◆ Instructions for the task ◆
Narrow the data below down to the lines containing "Graphic".

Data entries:
________________

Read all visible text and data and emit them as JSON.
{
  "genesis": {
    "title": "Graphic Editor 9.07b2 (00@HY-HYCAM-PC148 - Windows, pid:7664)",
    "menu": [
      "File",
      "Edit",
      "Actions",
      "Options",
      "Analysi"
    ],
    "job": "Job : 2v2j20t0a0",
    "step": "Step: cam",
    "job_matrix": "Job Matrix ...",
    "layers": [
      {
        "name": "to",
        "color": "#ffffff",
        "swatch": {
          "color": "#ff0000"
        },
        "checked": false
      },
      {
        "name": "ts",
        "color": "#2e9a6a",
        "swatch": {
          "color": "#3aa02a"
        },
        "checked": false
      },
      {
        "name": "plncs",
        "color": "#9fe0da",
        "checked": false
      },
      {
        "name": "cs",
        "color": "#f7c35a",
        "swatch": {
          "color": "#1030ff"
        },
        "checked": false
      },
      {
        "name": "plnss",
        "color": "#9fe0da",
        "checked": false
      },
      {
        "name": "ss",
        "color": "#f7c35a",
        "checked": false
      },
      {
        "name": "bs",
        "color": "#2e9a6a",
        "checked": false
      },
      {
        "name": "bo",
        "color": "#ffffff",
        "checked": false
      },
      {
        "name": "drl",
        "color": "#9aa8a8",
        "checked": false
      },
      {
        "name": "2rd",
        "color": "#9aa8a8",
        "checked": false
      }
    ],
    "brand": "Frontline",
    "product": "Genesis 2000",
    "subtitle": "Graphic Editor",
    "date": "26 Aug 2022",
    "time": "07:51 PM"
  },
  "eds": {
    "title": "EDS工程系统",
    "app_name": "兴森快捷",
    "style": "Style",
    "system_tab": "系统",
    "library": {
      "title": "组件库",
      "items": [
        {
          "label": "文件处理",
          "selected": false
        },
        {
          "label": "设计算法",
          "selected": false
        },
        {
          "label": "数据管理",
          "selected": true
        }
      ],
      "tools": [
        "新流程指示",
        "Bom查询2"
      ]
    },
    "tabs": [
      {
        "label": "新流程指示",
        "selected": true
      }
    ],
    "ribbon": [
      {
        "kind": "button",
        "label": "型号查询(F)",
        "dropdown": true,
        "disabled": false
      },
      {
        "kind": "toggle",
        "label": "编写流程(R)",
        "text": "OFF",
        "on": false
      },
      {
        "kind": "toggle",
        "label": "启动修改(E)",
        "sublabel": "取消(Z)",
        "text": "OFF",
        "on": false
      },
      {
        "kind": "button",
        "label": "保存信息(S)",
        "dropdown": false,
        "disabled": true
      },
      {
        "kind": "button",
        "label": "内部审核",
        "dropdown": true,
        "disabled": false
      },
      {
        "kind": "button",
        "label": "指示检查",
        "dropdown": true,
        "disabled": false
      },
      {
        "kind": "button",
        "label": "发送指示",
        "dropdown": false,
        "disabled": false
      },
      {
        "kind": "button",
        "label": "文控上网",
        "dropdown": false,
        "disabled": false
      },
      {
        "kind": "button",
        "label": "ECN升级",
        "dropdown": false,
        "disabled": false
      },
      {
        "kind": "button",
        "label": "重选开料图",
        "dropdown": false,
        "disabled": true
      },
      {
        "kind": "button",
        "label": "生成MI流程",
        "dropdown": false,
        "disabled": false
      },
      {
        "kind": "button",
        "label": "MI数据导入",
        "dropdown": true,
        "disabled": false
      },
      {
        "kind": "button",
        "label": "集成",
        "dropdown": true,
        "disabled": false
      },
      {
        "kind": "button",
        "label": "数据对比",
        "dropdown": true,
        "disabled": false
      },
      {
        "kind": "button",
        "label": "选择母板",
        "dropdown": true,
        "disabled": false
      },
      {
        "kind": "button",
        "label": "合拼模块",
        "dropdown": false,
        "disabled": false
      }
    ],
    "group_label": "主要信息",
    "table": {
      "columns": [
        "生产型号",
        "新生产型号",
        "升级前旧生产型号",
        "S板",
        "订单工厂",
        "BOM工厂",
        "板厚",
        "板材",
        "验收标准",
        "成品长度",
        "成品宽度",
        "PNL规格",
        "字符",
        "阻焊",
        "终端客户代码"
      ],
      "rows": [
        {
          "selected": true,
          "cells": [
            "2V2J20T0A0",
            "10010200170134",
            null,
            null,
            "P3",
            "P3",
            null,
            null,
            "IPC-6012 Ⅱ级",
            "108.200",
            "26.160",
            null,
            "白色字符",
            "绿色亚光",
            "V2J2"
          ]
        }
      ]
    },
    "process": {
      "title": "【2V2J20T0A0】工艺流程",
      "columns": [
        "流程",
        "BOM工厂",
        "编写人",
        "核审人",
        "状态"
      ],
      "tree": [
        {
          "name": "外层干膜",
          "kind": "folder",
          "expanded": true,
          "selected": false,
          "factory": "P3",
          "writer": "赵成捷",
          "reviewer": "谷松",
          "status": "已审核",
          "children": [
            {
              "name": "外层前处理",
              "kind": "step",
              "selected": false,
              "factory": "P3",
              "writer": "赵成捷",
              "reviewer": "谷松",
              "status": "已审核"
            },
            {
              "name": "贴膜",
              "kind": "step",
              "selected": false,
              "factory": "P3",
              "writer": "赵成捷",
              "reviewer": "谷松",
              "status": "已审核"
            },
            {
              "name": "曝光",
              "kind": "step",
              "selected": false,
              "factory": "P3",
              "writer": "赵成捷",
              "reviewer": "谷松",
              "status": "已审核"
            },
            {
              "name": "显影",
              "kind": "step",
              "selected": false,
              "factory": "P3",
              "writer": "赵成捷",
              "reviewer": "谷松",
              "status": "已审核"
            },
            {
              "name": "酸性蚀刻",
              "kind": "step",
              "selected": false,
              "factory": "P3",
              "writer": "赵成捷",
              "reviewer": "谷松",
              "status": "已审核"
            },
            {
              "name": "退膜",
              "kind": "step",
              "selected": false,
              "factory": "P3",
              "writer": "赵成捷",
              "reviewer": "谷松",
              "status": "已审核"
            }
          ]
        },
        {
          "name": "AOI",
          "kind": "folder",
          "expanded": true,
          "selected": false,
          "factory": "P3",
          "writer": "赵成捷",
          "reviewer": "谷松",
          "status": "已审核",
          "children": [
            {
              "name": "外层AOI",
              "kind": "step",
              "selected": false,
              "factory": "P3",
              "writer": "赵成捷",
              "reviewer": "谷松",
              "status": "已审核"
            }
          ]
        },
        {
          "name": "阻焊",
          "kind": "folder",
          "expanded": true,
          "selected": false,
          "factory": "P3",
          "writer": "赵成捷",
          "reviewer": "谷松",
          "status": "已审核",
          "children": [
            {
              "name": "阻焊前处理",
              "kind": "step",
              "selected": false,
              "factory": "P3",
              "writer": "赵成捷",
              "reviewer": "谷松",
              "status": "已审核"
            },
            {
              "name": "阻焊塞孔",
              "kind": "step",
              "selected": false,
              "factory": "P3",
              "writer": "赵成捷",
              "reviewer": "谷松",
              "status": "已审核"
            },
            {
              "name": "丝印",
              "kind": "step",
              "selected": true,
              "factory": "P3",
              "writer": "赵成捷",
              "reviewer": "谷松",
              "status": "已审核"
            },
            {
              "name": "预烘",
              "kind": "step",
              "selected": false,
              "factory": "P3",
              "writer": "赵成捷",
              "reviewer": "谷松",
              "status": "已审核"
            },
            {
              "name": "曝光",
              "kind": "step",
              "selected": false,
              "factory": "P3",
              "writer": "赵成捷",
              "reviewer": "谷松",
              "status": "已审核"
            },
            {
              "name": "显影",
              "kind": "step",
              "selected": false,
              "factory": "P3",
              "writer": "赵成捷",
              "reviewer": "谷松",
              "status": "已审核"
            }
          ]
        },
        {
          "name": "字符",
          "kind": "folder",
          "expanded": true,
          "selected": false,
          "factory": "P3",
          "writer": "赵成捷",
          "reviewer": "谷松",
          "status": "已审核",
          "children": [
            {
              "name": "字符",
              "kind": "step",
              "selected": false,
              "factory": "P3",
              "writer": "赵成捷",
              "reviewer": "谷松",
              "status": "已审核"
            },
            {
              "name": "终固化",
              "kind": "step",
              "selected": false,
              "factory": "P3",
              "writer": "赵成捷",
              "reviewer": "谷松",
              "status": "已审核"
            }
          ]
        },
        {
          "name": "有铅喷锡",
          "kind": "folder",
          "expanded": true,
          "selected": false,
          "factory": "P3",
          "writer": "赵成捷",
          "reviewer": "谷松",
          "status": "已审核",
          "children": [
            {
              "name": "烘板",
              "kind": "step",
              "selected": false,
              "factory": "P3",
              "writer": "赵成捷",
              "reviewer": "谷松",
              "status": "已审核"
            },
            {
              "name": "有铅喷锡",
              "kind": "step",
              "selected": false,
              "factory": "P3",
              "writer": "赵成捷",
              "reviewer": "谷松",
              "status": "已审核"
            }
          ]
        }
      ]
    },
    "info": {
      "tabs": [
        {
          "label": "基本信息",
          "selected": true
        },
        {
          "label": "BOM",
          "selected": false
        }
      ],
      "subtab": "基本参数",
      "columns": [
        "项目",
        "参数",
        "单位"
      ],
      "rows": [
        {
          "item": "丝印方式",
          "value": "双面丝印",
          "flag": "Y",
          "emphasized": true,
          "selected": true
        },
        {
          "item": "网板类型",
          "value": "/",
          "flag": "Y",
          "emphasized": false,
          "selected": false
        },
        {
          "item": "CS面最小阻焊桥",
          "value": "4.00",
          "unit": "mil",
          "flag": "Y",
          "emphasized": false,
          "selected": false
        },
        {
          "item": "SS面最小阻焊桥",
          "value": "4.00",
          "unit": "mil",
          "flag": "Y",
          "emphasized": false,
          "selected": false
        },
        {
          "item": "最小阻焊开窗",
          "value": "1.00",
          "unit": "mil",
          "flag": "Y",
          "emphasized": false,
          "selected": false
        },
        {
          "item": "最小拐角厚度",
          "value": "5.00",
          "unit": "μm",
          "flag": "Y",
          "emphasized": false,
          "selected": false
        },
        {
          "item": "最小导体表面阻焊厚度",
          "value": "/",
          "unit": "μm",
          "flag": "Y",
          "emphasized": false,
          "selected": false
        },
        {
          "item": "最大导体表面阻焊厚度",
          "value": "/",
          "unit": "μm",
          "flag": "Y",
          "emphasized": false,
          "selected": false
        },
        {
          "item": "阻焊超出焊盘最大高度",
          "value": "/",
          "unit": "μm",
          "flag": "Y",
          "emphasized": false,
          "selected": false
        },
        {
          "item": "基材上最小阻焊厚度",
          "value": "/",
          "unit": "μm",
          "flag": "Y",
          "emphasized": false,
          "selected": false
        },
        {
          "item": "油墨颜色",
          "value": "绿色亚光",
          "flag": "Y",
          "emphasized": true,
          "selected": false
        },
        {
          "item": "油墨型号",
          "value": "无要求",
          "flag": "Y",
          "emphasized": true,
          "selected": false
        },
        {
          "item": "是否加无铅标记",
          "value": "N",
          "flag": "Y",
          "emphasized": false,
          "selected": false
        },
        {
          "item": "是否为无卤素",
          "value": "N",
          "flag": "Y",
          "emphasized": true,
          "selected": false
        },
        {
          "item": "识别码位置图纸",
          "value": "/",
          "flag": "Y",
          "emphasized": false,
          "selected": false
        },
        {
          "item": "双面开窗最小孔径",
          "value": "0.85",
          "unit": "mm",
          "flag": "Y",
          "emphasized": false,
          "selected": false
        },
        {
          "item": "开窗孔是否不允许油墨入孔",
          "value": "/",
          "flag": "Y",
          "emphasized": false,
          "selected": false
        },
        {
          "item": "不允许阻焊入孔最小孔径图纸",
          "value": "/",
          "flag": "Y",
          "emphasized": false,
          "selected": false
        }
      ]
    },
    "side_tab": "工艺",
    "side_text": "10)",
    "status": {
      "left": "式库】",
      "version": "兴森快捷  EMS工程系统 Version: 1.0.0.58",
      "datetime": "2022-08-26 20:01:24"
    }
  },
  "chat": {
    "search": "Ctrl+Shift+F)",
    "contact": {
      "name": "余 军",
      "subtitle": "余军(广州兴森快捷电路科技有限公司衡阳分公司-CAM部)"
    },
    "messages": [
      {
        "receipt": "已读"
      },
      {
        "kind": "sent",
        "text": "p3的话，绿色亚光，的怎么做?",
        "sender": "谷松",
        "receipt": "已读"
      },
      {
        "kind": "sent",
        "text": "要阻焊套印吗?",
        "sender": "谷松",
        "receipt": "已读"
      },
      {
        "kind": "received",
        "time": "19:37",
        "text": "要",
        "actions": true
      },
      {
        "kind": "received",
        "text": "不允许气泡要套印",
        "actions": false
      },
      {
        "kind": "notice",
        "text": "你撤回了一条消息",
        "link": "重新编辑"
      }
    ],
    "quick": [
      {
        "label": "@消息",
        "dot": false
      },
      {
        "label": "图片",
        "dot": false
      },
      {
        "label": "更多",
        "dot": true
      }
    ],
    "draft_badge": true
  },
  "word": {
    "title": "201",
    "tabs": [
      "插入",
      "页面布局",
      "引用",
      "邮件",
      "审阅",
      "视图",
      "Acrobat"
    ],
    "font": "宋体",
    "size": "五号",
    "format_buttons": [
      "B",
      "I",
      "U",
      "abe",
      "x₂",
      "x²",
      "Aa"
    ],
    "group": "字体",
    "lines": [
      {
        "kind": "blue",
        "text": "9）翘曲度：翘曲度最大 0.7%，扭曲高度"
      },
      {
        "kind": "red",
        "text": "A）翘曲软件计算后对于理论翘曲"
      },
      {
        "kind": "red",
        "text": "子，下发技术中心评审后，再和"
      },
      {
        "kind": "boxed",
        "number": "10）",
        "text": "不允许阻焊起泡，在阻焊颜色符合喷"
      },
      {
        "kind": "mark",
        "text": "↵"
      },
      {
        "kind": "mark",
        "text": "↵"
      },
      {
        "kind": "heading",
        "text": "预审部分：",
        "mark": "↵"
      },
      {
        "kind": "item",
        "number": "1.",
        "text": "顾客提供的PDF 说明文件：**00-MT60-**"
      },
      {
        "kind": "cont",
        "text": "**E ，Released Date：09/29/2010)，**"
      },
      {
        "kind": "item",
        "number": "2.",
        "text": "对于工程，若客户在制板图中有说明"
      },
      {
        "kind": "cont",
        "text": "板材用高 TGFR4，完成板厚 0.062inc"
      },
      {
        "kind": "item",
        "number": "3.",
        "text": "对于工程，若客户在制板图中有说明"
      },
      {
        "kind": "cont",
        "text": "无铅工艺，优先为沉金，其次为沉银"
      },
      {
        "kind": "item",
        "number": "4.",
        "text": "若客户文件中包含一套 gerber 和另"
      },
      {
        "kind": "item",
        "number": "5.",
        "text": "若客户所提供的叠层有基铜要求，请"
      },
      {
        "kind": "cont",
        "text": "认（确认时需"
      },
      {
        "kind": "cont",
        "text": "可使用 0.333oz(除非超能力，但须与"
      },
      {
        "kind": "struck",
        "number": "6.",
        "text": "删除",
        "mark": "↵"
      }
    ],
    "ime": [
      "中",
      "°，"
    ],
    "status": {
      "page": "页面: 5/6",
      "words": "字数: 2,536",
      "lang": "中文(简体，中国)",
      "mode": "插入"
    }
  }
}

________________

◆ Expected answer ◆
    "title": "Graphic Editor 9.07b2 (00@HY-HYCAM-PC148 - Windows, pid:7664)",
    "subtitle": "Graphic Editor",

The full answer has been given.